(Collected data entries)
__________________________________________________

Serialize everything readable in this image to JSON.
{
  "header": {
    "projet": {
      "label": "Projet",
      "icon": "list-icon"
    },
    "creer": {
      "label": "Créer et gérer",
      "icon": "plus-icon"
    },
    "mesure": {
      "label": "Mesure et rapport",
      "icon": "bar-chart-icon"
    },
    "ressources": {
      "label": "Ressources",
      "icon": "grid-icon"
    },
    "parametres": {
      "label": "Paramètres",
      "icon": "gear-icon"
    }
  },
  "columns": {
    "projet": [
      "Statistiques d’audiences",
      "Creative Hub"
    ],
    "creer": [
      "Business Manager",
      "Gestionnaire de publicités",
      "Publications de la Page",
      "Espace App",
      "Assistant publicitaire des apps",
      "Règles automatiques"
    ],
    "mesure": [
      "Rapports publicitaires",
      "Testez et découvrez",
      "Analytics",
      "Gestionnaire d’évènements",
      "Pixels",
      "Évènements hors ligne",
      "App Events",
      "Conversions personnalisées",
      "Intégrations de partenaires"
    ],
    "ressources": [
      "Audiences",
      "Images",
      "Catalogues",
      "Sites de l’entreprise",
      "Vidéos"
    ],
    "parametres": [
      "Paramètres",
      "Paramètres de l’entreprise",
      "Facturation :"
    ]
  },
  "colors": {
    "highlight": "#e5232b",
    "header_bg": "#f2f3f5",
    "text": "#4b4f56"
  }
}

__________________________________________________

* TASK OBJECTIVE
Report the number of lines that contain "Gestionnaire", with no other words.

* EXPECTED ANSWER
2